__JOB__
Pictures within the data are to be left out; everything else must be reproduced exactly.

-- Start of RECORD LIST --

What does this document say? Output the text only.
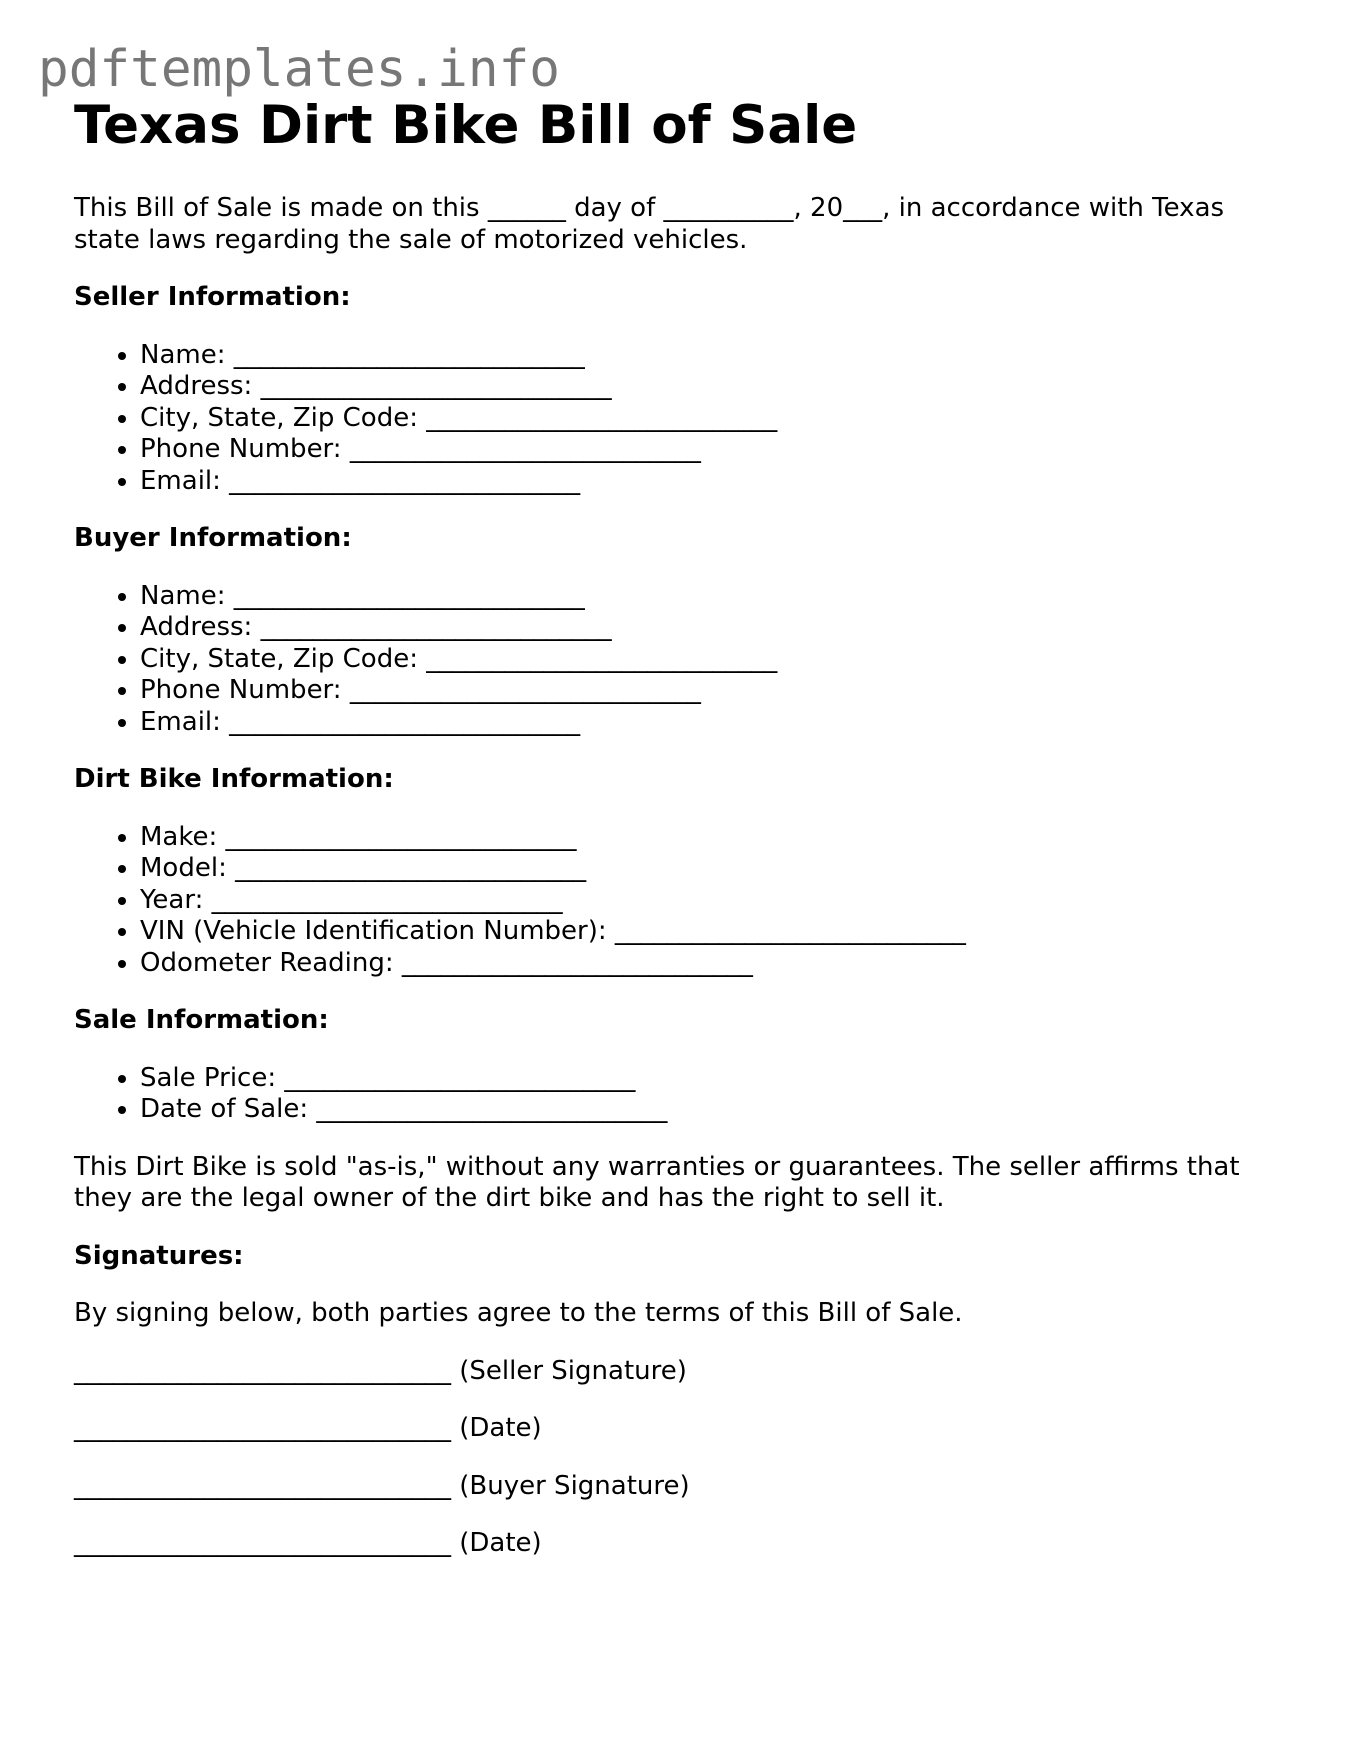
pdftemplates.info
Texas Dirt Bike Bill of Sale

This Bill of Sale is made on this ______ day of __________, 20___, in accordance with Texas state laws regarding the sale of motorized vehicles.

Seller Information:
• Name: ___________________________
• Address: ___________________________
• City, State, Zip Code: ___________________________
• Phone Number: ___________________________
• Email: ___________________________
Buyer Information:
• Name: ___________________________
• Address: ___________________________
• City, State, Zip Code: ___________________________
• Phone Number: ___________________________
• Email: ___________________________
Dirt Bike Information:
• Make: ___________________________
• Model: ___________________________
• Year: ___________________________
• VIN (Vehicle Identification Number): ___________________________
• Odometer Reading: ___________________________
Sale Information:
• Sale Price: ___________________________
• Date of Sale: ___________________________

This Dirt Bike is sold "as-is," without any warranties or guarantees. The seller affirms that they are the legal owner of the dirt bike and has the right to sell it.

Signatures:

By signing below, both parties agree to the terms of this Bill of Sale.

_____________________________ (Seller Signature)
_____________________________ (Date)
_____________________________ (Buyer Signature)
_____________________________ (Date)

-- End of RECORD LIST --

__OUTPUT FOR THIS TASK__
What does this document say? Output the text only.
pdftemplates.info
Texas Dirt Bike Bill of Sale

This Bill of Sale is made on this ______ day of __________, 20___, in accordance with Texas state laws regarding the sale of motorized vehicles.

Seller Information:
• Name: ___________________________
• Address: ___________________________
• City, State, Zip Code: ___________________________
• Phone Number: ___________________________
• Email: ___________________________
Buyer Information:
• Name: ___________________________
• Address: ___________________________
• City, State, Zip Code: ___________________________
• Phone Number: ___________________________
• Email: ___________________________
Dirt Bike Information:
• Make: ___________________________
• Model: ___________________________
• Year: ___________________________
• VIN (Vehicle Identification Number): ___________________________
• Odometer Reading: ___________________________
Sale Information:
• Sale Price: ___________________________
• Date of Sale: ___________________________

This Dirt Bike is sold "as-is," without any warranties or guarantees. The seller affirms that they are the legal owner of the dirt bike and has the right to sell it.

Signatures:

By signing below, both parties agree to the terms of this Bill of Sale.

_____________________________ (Seller Signature)
_____________________________ (Date)
_____________________________ (Buyer Signature)
_____________________________ (Date)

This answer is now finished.